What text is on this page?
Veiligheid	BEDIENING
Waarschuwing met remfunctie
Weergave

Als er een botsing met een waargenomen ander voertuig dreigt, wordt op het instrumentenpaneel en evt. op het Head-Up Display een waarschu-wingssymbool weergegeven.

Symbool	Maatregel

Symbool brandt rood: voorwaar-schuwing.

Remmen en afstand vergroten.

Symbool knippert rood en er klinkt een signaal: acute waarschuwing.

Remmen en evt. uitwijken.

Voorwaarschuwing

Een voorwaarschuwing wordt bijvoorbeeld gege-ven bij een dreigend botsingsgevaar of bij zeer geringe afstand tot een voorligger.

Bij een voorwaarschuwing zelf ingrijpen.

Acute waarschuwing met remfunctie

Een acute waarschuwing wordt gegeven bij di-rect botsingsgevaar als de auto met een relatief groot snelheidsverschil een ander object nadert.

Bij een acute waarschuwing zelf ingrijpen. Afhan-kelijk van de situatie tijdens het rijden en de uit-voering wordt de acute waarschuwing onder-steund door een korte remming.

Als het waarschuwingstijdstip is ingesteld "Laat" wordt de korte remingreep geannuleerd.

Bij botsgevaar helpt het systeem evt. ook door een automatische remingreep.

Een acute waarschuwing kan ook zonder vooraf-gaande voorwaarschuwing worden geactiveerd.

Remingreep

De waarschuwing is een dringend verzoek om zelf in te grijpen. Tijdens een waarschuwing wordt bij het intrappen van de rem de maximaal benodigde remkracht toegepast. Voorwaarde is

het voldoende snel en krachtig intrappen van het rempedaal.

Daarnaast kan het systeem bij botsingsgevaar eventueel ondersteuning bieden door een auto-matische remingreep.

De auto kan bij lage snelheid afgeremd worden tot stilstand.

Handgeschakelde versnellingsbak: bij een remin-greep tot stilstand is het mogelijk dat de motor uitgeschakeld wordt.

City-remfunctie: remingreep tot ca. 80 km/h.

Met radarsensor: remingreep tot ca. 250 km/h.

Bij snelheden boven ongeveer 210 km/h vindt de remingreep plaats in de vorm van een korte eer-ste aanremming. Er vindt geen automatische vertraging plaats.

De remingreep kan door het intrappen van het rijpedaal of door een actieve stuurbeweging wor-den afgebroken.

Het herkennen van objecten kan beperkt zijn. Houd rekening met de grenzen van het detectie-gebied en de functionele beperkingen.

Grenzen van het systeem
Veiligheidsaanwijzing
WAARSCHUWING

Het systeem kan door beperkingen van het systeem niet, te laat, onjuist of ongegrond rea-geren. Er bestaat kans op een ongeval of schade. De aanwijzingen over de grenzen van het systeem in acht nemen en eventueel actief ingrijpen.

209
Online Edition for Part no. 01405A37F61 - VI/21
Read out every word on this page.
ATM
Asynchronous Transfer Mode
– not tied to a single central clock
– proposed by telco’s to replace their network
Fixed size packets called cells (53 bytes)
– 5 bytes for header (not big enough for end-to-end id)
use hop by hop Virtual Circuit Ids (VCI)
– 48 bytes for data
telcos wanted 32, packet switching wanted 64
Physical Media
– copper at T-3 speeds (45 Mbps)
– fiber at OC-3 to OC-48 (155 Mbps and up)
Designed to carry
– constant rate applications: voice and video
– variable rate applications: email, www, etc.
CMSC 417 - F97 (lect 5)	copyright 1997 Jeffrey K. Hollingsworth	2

|---|

Note every line of the records that holds the word "stilstand", and copy it.

De auto kan bij lage snelheid afgeremd worden tot stilstand.
Handgeschakelde versnellingsbak: bij een remin-greep tot stilstand is het mogelijk dat de motor uitgeschakeld wordt.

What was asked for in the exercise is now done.